- Set task -
Switch "Units" to "Measure" in the data from the line with "What elements are in" up to and including the line with "Text: ∨: ∨ bbox=[390, 113, 397, 123]". Give back those lines alone, with everything else unchanged.

========================================================================

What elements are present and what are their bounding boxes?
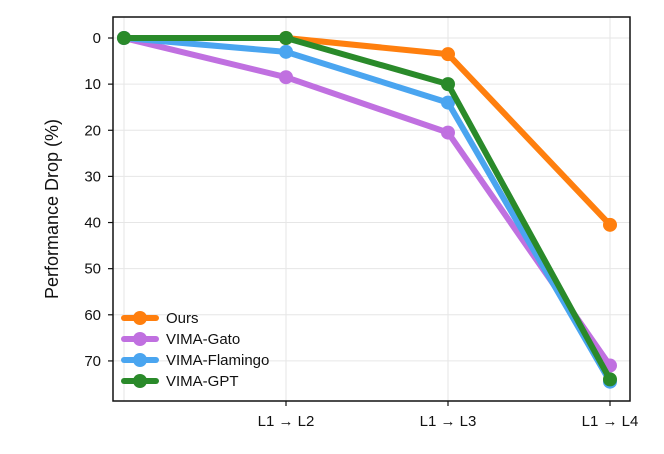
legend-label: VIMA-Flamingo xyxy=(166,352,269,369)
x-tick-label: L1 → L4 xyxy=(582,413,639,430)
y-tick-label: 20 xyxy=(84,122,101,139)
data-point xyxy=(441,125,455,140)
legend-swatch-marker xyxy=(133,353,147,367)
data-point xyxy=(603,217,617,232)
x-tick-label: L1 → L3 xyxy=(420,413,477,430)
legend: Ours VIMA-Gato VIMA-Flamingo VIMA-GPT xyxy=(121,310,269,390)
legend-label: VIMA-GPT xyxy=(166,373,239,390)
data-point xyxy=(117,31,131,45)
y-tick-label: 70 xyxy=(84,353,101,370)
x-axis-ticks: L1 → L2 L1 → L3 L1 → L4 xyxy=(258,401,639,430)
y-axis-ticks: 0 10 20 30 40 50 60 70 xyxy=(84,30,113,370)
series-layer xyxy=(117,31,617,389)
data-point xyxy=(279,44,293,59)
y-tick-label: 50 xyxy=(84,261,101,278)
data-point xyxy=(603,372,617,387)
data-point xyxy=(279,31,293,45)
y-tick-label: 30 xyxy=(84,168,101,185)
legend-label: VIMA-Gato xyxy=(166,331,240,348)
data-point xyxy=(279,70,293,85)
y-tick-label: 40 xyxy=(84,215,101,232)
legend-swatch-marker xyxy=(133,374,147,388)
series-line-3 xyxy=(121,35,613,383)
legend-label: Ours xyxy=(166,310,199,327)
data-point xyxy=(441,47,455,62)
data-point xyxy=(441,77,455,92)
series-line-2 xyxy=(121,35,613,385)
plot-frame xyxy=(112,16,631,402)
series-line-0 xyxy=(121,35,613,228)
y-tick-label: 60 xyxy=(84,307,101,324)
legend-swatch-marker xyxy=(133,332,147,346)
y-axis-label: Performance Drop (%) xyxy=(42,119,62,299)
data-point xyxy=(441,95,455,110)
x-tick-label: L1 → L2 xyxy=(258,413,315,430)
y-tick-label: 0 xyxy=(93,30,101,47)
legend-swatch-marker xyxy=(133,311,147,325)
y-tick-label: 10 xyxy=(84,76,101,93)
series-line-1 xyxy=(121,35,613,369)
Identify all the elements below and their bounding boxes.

========================================================================

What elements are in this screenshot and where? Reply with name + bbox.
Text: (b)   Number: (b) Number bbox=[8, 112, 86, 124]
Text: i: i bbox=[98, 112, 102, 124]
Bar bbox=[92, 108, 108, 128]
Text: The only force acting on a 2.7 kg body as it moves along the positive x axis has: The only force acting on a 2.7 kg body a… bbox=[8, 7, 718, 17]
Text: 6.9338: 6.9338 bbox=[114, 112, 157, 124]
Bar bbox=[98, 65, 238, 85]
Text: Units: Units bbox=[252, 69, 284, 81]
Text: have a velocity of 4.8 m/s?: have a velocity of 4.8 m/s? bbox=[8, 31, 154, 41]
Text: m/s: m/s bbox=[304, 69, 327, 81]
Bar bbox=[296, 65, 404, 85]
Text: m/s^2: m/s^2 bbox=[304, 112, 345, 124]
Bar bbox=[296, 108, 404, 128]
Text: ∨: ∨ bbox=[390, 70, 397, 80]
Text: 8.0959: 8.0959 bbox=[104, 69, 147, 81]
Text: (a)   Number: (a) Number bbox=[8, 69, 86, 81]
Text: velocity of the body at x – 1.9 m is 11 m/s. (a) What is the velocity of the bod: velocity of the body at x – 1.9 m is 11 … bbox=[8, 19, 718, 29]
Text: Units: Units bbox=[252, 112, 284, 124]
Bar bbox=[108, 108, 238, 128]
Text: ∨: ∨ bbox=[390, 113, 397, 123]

========================================================================

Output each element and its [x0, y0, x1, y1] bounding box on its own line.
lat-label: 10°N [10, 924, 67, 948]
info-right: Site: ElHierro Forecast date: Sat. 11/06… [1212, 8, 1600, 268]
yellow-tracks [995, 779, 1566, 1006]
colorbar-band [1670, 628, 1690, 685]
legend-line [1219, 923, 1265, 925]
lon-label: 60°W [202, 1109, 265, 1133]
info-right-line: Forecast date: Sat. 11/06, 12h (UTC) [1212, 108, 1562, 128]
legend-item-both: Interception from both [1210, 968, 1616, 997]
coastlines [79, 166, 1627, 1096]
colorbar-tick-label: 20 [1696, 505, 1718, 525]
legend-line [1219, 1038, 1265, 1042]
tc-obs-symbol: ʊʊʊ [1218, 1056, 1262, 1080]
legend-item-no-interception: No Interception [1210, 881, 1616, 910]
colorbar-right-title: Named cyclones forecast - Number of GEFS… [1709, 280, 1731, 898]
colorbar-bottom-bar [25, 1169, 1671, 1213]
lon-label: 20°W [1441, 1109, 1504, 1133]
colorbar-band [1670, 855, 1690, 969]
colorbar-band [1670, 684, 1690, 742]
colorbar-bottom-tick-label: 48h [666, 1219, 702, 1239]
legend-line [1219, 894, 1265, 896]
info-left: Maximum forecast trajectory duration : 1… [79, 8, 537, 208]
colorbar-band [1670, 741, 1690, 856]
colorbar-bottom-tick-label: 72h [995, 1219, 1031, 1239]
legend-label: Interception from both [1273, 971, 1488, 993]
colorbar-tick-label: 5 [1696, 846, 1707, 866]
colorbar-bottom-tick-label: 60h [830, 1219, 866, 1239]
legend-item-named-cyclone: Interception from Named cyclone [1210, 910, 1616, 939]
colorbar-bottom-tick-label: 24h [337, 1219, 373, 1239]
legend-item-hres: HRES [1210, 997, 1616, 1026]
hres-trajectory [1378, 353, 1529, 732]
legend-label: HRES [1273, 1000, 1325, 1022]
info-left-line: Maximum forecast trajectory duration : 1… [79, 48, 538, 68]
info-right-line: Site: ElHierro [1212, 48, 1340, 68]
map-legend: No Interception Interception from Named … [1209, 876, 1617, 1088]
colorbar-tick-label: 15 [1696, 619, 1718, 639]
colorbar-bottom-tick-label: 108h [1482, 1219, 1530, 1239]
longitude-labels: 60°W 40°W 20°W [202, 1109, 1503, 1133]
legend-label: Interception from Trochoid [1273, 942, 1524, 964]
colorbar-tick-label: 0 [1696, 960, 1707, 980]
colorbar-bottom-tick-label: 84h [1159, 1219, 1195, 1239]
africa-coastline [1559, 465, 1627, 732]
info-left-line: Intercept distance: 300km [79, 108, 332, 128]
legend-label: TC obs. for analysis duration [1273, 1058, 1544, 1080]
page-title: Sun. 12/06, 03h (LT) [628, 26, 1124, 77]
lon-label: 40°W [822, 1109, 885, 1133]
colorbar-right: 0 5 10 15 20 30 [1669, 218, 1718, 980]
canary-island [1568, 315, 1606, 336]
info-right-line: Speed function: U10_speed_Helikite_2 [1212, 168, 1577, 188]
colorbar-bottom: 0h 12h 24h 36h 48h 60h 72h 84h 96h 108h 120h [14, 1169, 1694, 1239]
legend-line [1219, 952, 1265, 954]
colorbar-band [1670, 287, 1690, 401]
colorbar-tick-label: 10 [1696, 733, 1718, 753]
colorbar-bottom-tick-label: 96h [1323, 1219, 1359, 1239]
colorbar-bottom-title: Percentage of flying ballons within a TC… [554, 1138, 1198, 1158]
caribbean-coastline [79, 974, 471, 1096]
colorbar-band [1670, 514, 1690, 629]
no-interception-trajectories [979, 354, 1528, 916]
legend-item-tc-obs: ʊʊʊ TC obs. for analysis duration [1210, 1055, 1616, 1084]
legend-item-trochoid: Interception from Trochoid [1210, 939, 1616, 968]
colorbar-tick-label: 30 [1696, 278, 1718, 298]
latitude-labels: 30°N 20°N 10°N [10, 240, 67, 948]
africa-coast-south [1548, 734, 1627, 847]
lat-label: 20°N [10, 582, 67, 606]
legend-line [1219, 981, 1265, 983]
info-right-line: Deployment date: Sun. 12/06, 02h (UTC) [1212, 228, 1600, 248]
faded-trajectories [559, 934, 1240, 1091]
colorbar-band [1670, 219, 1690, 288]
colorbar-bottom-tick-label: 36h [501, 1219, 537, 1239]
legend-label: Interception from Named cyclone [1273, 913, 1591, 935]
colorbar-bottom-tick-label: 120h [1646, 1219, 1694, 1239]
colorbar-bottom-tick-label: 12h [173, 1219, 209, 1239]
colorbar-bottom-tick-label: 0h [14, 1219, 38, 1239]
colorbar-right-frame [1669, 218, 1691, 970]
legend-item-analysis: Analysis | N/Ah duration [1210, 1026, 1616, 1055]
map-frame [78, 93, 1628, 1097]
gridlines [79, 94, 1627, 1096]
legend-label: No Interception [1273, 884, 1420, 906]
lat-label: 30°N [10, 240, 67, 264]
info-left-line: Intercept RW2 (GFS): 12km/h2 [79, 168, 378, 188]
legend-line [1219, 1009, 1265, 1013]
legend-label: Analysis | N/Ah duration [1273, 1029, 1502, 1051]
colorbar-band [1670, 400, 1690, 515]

========================================================================

- Result for this task -
What elements are in this screenshot and where? Reply with name + bbox.
Text: (b)   Number: (b) Number bbox=[8, 112, 86, 124]
Text: i: i bbox=[98, 112, 102, 124]
Bar bbox=[92, 108, 108, 128]
Text: The only force acting on a 2.7 kg body as it moves along the positive x axis has: The only force acting on a 2.7 kg body a… bbox=[8, 7, 718, 17]
Text: 6.9338: 6.9338 bbox=[114, 112, 157, 124]
Bar bbox=[98, 65, 238, 85]
Text: Measure: Measure bbox=[252, 69, 284, 81]
Text: have a velocity of 4.8 m/s?: have a velocity of 4.8 m/s? bbox=[8, 31, 154, 41]
Text: m/s: m/s bbox=[304, 69, 327, 81]
Bar bbox=[296, 65, 404, 85]
Text: m/s^2: m/s^2 bbox=[304, 112, 345, 124]
Bar bbox=[296, 108, 404, 128]
Text: ∨: ∨ bbox=[390, 70, 397, 80]
Text: 8.0959: 8.0959 bbox=[104, 69, 147, 81]
Text: (a)   Number: (a) Number bbox=[8, 69, 86, 81]
Text: velocity of the body at x – 1.9 m is 11 m/s. (a) What is the velocity of the bod: velocity of the body at x – 1.9 m is 11 … bbox=[8, 19, 718, 29]
Text: Measure: Measure bbox=[252, 112, 284, 124]
Bar bbox=[108, 108, 238, 128]
Text: ∨: ∨ bbox=[390, 113, 397, 123]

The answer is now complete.